- Set exercise -
Copy every line that contains the string "this" from the entries below.

Stored entries
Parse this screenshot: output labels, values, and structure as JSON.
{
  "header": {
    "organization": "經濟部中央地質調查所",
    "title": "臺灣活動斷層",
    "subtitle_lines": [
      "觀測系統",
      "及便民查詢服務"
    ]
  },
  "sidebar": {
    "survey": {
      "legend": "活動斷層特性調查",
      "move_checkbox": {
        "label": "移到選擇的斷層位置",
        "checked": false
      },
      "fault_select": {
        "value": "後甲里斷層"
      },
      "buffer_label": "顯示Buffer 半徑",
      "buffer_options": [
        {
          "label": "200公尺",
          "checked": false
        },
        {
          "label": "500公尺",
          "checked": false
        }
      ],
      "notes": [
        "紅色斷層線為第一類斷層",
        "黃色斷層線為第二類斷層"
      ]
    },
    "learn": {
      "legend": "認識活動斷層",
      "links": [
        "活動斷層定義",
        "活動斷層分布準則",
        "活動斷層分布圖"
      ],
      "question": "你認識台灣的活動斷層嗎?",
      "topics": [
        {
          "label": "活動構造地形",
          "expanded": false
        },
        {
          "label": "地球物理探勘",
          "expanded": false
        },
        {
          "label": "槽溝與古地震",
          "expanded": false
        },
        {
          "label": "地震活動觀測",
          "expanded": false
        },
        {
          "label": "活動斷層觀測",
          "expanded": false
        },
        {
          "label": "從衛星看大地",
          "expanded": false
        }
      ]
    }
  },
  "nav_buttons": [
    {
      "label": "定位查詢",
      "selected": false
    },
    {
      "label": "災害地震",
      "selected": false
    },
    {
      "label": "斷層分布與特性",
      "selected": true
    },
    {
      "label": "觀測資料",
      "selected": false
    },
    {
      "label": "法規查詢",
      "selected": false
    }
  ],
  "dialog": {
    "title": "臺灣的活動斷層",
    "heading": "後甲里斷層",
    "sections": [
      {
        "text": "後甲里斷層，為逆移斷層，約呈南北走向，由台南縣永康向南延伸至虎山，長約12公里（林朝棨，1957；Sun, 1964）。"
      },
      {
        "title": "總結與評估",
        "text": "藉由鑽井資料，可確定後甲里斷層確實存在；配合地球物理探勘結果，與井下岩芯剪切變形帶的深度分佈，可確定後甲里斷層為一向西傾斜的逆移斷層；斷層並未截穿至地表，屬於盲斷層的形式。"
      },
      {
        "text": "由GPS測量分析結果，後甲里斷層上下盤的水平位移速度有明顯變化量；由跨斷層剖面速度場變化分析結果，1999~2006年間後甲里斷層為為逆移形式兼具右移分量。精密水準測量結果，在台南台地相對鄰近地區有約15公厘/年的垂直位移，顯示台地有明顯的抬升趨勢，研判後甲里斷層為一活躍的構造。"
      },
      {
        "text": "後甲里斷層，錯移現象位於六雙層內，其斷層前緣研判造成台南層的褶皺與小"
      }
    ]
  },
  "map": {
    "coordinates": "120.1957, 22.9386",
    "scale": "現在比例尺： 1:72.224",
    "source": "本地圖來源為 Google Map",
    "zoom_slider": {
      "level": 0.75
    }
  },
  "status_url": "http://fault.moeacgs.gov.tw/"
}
==
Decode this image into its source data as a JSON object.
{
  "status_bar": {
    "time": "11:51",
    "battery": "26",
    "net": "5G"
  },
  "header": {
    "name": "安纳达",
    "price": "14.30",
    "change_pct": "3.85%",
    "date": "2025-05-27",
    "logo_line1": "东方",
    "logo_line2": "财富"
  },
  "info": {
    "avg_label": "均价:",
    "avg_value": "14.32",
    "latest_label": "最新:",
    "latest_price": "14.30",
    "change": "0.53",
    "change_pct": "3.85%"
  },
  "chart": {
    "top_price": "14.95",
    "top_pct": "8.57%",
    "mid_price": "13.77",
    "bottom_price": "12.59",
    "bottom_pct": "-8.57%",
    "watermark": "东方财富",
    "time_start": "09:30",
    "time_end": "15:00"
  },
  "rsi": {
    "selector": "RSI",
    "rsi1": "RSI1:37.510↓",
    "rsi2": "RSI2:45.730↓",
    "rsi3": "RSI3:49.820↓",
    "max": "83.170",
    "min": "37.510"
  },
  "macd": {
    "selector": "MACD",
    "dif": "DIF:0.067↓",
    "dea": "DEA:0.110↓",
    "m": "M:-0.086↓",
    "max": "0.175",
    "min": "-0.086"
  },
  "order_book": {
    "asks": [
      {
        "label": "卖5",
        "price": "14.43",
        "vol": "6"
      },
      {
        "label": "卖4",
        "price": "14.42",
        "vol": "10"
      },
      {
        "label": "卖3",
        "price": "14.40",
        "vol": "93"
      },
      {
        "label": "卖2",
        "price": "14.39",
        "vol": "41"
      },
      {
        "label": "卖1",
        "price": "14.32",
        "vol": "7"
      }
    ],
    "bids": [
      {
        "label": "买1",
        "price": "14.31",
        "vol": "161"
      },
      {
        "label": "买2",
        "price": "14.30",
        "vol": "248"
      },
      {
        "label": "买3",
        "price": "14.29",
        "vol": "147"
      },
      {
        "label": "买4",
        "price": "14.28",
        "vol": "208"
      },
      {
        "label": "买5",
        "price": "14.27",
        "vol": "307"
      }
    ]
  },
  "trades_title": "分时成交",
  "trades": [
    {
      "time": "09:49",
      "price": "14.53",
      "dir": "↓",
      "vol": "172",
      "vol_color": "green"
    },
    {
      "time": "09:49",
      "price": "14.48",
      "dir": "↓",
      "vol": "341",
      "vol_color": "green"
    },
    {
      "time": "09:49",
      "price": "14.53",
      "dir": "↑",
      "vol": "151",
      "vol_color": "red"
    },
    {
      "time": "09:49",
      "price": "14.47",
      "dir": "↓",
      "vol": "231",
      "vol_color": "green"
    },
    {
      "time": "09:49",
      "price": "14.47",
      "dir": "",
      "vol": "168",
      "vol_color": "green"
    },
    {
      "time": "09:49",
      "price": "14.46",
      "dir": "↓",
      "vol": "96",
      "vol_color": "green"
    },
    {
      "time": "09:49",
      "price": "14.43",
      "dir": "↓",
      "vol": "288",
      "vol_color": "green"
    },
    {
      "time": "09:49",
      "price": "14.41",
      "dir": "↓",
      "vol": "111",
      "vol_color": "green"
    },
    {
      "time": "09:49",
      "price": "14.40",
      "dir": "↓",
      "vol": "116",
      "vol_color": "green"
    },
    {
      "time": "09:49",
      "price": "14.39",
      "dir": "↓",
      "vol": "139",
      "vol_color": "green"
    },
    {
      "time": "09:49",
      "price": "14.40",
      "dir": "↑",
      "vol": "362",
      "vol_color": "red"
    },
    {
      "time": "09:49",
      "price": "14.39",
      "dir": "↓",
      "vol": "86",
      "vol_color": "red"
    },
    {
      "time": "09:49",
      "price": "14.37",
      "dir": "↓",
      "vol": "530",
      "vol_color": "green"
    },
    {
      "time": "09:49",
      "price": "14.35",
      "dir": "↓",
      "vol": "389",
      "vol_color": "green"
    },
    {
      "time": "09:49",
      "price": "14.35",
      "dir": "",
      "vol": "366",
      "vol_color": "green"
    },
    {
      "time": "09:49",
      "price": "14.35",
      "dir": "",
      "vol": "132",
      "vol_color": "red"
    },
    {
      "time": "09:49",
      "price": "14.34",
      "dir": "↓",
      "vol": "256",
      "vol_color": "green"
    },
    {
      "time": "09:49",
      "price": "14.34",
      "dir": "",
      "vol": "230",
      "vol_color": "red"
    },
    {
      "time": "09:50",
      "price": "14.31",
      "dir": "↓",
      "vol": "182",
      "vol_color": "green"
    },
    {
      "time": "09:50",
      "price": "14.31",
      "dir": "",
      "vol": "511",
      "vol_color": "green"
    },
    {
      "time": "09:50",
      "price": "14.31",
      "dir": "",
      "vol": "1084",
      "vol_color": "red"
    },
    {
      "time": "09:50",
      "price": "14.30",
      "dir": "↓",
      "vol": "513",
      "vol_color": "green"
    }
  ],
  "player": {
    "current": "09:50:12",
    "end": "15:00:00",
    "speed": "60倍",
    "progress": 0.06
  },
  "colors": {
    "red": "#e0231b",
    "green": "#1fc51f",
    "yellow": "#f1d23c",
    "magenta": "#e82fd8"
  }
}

- Output -
Parse this screenshot: output labels, values, and structure as JSON.
Decode this image into its source data as a JSON object.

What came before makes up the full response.